* STATED EXERCISE:
In the entries that follow, find the word "cout" and report each line it is on.

* RECORDS FOR THIS TASK:
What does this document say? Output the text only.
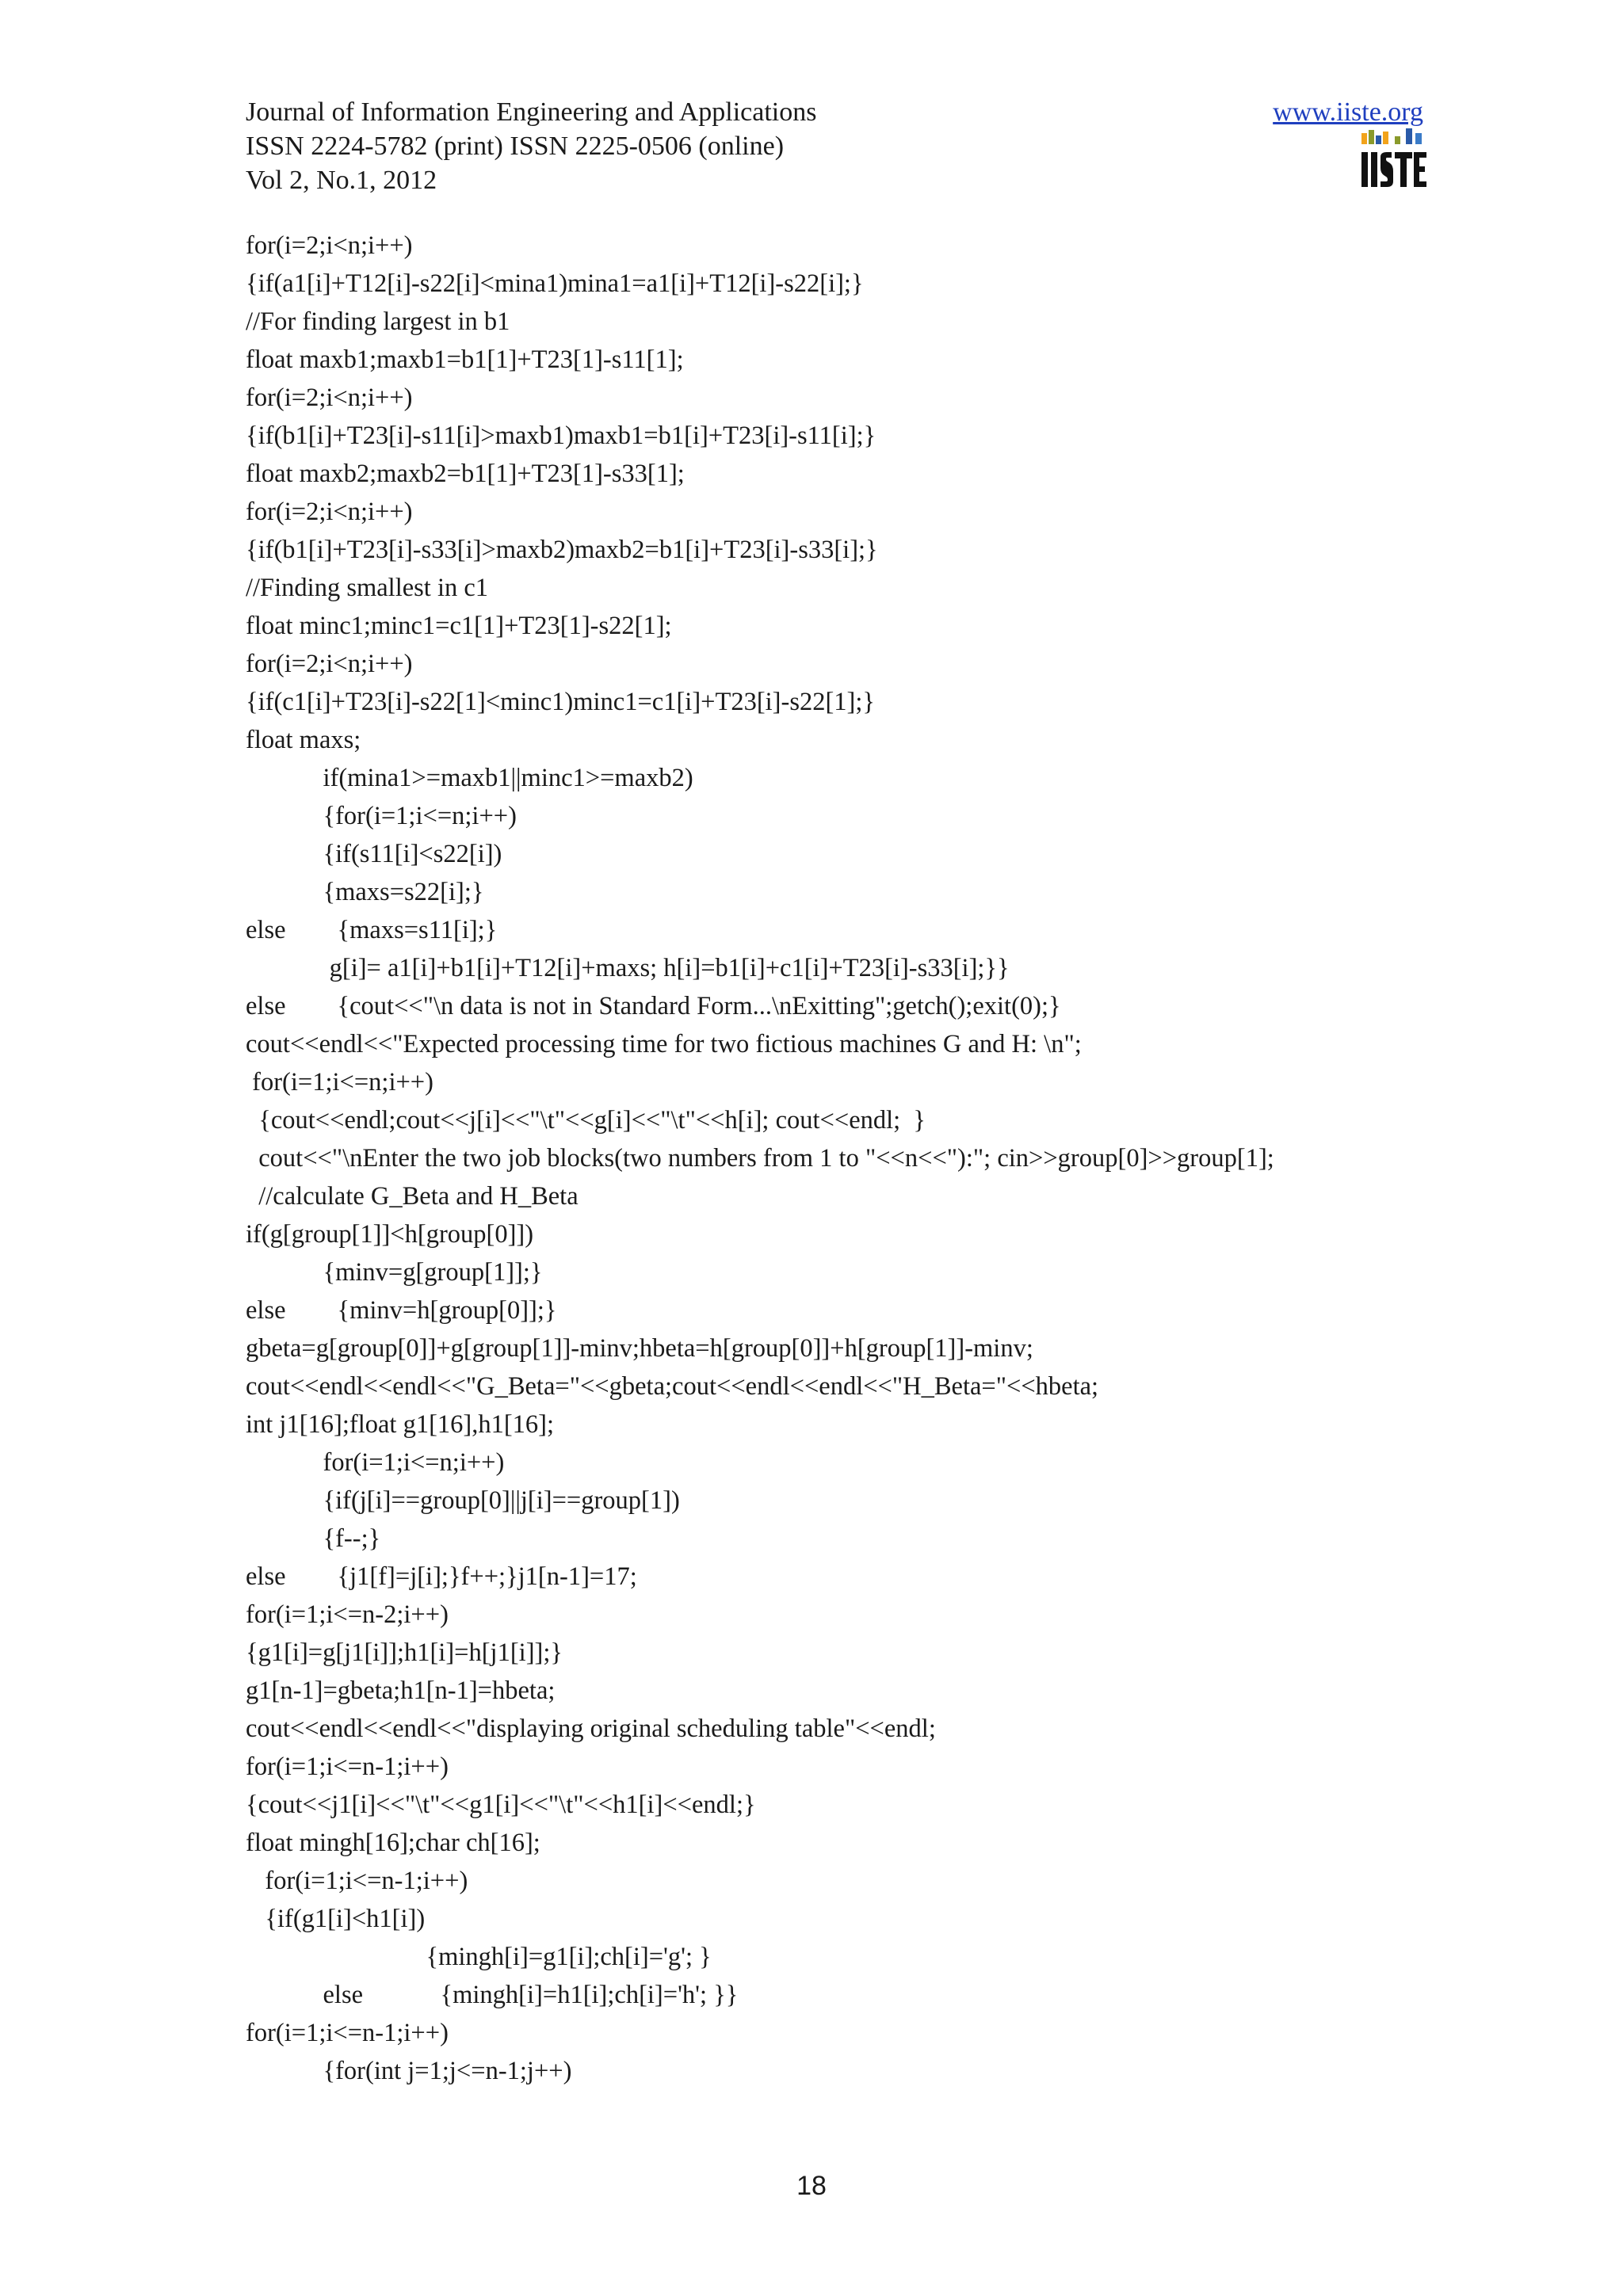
Journal of Information Engineering and Applications
ISSN 2224-5782 (print) ISSN 2225-0506 (online)
Vol 2, No.1, 2012
www.iiste.org
for(i=2;i<n;i++)
{if(a1[i]+T12[i]-s22[i]<mina1)mina1=a1[i]+T12[i]-s22[i];}
//For finding largest in b1
float maxb1;maxb1=b1[1]+T23[1]-s11[1];
for(i=2;i<n;i++)
{if(b1[i]+T23[i]-s11[i]>maxb1)maxb1=b1[i]+T23[i]-s11[i];}
float maxb2;maxb2=b1[1]+T23[1]-s33[1];
for(i=2;i<n;i++)
{if(b1[i]+T23[i]-s33[i]>maxb2)maxb2=b1[i]+T23[i]-s33[i];}
//Finding smallest in c1
float minc1;minc1=c1[1]+T23[1]-s22[1];
for(i=2;i<n;i++)
{if(c1[i]+T23[i]-s22[1]<minc1)minc1=c1[i]+T23[i]-s22[1];}
float maxs;
if(mina1>=maxb1||minc1>=maxb2)
{for(i=1;i<=n;i++)
{if(s11[i]<s22[i])
{maxs=s22[i];}
else        {maxs=s11[i];}
g[i]= a1[i]+b1[i]+T12[i]+maxs; h[i]=b1[i]+c1[i]+T23[i]-s33[i];}}
else        {cout<<"\n data is not in Standard Form...\nExitting";getch();exit(0);}
cout<<endl<<"Expected processing time for two fictious machines G and H: \n";
for(i=1;i<=n;i++)
{cout<<endl;cout<<j[i]<<"\t"<<g[i]<<"\t"<<h[i]; cout<<endl;  }
cout<<"\nEnter the two job blocks(two numbers from 1 to "<<n<<"):"; cin>>group[0]>>group[1];
//calculate G_Beta and H_Beta
if(g[group[1]]<h[group[0]])
{minv=g[group[1]];}
else        {minv=h[group[0]];}
gbeta=g[group[0]]+g[group[1]]-minv;hbeta=h[group[0]]+h[group[1]]-minv;
cout<<endl<<endl<<"G_Beta="<<gbeta;cout<<endl<<endl<<"H_Beta="<<hbeta;
int j1[16];float g1[16],h1[16];
for(i=1;i<=n;i++)
{if(j[i]==group[0]||j[i]==group[1])
{f--;}
else        {j1[f]=j[i];}f++;}j1[n-1]=17;
for(i=1;i<=n-2;i++)
{g1[i]=g[j1[i]];h1[i]=h[j1[i]];}
g1[n-1]=gbeta;h1[n-1]=hbeta;
cout<<endl<<endl<<"displaying original scheduling table"<<endl;
for(i=1;i<=n-1;i++)
{cout<<j1[i]<<"\t"<<g1[i]<<"\t"<<h1[i]<<endl;}
float mingh[16];char ch[16];
for(i=1;i<=n-1;i++)
{if(g1[i]<h1[i])
{mingh[i]=g1[i];ch[i]='g'; }
else            {mingh[i]=h1[i];ch[i]='h'; }}
for(i=1;i<=n-1;i++)
{for(int j=1;j<=n-1;j++)
18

* TASK RESPONSE:
else        {cout<<"\n data is not in Standard Form...\nExitting";getch();exit(0);}
cout<<endl<<"Expected processing time for two fictious machines G and H: \n";
{cout<<endl;cout<<j[i]<<"\t"<<g[i]<<"\t"<<h[i]; cout<<endl;  }
cout<<"\nEnter the two job blocks(two numbers from 1 to "<<n<<"):"; cin>>group[0]>>group[1];
cout<<endl<<endl<<"G_Beta="<<gbeta;cout<<endl<<endl<<"H_Beta="<<hbeta;
cout<<endl<<endl<<"displaying original scheduling table"<<endl;
{cout<<j1[i]<<"\t"<<g1[i]<<"\t"<<h1[i]<<endl;}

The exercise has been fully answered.